[EXERCISE REQUIREMENTS] Update the part that opens with the line containing "- time-axis[interactable]: 2020" and closes with the line containing "- volume-bar: [613, 241, 619, 286]", replacing "candle-body" with "candlestick-body" and leaving everything else unchanged. Return only those lines.

[DATASET RECORDS]

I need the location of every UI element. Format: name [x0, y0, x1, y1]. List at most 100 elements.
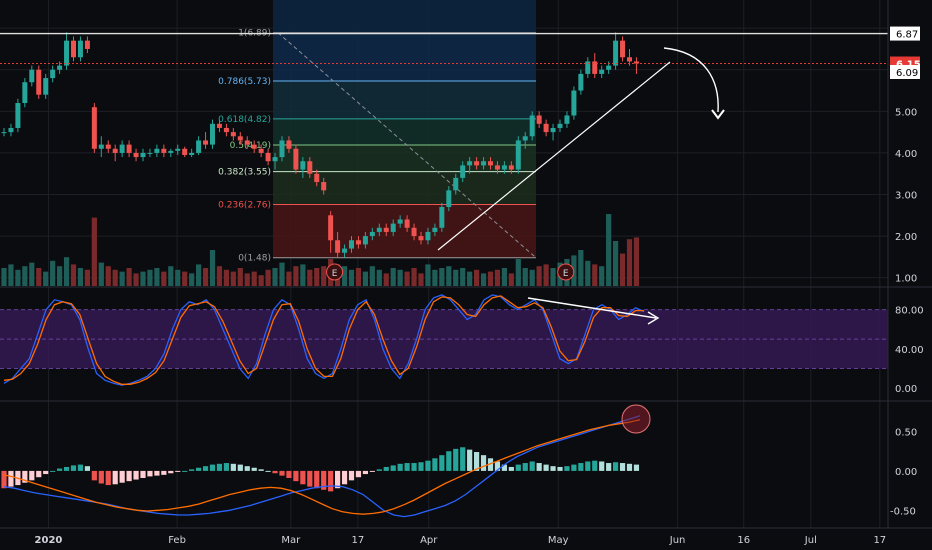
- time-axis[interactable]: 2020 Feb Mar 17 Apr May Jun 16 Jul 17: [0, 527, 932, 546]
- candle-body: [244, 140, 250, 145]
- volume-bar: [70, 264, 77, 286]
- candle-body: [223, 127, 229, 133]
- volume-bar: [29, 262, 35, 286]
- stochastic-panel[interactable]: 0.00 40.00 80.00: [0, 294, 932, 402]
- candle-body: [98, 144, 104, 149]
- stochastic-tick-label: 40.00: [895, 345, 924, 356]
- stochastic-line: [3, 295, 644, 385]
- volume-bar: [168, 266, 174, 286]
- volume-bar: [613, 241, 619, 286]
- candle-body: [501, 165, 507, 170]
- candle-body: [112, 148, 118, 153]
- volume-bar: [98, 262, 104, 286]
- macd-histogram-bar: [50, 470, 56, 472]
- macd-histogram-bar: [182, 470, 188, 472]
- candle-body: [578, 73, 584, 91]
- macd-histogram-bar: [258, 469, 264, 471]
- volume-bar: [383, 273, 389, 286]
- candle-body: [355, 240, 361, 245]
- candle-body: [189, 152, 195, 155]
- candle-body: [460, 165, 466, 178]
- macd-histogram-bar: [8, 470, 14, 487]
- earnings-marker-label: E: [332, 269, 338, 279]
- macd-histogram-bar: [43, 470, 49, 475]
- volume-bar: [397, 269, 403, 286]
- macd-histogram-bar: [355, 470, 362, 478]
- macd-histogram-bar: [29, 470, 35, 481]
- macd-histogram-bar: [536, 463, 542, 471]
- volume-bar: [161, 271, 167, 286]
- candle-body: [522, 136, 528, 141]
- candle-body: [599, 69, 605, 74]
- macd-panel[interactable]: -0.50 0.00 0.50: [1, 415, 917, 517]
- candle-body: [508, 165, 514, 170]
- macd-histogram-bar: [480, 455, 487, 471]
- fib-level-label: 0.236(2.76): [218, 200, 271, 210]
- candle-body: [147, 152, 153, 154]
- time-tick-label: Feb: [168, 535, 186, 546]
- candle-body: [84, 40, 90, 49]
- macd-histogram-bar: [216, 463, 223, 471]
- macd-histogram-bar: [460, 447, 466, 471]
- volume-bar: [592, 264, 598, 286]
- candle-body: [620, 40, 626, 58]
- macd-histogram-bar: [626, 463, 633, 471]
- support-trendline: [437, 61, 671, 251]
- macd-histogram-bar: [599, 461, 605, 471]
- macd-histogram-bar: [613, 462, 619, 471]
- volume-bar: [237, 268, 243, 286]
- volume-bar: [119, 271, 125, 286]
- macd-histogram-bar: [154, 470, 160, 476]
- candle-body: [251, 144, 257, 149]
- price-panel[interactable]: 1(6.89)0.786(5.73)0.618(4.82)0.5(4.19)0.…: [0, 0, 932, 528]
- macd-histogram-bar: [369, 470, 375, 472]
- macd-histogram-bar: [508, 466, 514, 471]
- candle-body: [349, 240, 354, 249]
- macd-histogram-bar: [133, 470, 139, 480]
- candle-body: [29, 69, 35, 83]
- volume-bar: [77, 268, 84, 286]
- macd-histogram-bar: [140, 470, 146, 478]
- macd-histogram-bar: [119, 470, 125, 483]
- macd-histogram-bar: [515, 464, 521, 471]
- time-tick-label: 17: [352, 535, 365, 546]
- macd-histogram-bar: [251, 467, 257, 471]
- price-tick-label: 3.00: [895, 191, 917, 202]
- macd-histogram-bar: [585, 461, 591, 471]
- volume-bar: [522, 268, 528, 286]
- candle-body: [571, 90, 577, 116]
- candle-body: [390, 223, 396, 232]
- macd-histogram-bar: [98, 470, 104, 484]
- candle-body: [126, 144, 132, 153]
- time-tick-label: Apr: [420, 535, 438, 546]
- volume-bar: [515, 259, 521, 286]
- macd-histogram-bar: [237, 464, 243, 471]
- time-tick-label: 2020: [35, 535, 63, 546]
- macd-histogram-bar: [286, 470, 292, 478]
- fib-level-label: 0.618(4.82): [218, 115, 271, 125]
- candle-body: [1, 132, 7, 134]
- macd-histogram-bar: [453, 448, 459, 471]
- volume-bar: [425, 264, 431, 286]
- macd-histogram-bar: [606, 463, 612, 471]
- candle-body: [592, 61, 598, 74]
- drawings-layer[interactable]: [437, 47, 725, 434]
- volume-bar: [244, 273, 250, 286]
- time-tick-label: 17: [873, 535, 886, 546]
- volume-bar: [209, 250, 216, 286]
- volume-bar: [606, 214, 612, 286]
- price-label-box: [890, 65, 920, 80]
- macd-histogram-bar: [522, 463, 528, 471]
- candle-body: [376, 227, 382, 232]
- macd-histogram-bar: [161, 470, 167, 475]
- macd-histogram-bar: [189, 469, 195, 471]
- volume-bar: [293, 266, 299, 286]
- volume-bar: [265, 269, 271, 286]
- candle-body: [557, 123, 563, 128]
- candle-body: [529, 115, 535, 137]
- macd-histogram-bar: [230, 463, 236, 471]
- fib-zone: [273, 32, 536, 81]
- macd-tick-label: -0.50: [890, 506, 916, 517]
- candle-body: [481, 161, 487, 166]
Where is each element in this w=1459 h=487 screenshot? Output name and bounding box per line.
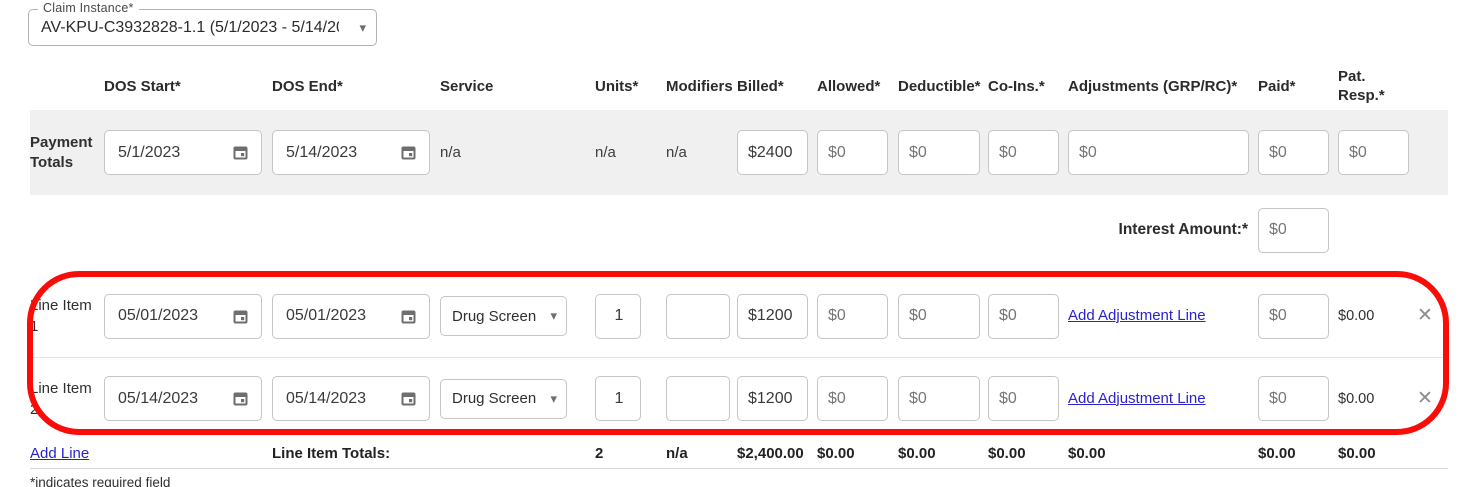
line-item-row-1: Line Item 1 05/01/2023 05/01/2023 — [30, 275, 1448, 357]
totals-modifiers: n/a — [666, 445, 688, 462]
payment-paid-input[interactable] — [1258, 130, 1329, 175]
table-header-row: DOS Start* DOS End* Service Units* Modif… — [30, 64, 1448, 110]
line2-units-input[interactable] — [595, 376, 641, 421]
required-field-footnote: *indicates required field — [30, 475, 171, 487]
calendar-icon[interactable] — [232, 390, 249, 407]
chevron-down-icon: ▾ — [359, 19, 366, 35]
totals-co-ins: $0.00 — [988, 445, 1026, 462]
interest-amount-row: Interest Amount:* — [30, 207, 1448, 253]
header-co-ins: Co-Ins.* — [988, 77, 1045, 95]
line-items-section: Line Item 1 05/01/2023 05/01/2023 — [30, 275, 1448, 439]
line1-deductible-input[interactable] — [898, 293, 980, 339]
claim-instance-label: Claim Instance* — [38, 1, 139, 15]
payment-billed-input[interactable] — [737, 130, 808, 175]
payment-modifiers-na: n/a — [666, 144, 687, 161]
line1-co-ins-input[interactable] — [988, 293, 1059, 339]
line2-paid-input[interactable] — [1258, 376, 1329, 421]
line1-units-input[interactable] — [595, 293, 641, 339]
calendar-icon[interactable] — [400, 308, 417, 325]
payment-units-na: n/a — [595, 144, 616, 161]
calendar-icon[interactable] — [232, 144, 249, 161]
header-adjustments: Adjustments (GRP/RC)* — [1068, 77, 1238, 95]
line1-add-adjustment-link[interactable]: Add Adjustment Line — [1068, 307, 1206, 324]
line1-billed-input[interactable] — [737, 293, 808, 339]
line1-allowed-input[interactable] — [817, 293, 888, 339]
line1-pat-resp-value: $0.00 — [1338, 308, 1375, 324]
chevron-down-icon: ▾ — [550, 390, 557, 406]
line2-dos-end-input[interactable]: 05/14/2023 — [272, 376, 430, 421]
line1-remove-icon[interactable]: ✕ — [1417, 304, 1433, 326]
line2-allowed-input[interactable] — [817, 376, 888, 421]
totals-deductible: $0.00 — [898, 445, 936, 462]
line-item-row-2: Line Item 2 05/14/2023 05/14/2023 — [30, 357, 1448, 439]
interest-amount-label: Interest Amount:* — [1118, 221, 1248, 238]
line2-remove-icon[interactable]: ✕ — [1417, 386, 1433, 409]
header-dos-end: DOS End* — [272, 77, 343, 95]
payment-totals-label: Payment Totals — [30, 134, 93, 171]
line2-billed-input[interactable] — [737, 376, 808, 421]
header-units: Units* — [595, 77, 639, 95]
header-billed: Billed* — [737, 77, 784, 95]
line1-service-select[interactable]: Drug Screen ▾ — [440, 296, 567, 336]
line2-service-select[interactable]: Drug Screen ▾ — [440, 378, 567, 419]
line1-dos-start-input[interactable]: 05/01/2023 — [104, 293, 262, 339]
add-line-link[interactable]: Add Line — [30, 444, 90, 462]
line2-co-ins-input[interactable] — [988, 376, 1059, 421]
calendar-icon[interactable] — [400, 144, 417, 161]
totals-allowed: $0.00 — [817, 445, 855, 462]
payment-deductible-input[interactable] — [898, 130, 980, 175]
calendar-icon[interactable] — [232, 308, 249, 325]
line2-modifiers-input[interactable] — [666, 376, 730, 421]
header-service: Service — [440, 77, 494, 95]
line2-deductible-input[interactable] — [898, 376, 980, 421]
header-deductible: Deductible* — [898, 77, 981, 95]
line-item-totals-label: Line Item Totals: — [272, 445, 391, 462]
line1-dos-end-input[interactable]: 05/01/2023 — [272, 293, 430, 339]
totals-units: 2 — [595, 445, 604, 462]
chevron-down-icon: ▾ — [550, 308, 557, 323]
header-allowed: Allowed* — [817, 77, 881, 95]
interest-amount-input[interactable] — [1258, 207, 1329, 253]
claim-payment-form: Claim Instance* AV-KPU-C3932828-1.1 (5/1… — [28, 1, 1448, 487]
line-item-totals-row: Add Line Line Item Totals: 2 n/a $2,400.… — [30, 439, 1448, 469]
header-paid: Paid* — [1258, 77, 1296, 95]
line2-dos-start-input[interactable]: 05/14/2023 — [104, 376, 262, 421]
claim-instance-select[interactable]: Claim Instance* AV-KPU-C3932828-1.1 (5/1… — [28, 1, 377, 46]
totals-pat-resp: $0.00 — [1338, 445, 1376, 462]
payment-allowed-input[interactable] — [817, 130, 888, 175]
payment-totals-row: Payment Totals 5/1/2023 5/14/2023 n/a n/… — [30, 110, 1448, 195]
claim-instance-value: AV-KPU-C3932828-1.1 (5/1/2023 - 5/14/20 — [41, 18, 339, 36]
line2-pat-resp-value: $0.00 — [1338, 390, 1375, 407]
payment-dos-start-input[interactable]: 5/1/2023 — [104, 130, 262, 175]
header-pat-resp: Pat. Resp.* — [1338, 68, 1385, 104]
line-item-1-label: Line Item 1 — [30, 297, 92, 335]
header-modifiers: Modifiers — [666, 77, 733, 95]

[PROBLEM SOLUTION]
- time-axis[interactable]: 2020 Feb Mar 17 Apr May Jun 16 Jul 17: [0, 527, 932, 546]
- candlestick-body: [244, 140, 250, 145]
- volume-bar: [70, 264, 77, 286]
- candlestick-body: [223, 127, 229, 133]
- volume-bar: [29, 262, 35, 286]
- stochastic-panel[interactable]: 0.00 40.00 80.00: [0, 294, 932, 402]
- candlestick-body: [98, 144, 104, 149]
- stochastic-tick-label: 40.00: [895, 345, 924, 356]
- stochastic-line: [3, 295, 644, 385]
- volume-bar: [168, 266, 174, 286]
- volume-bar: [613, 241, 619, 286]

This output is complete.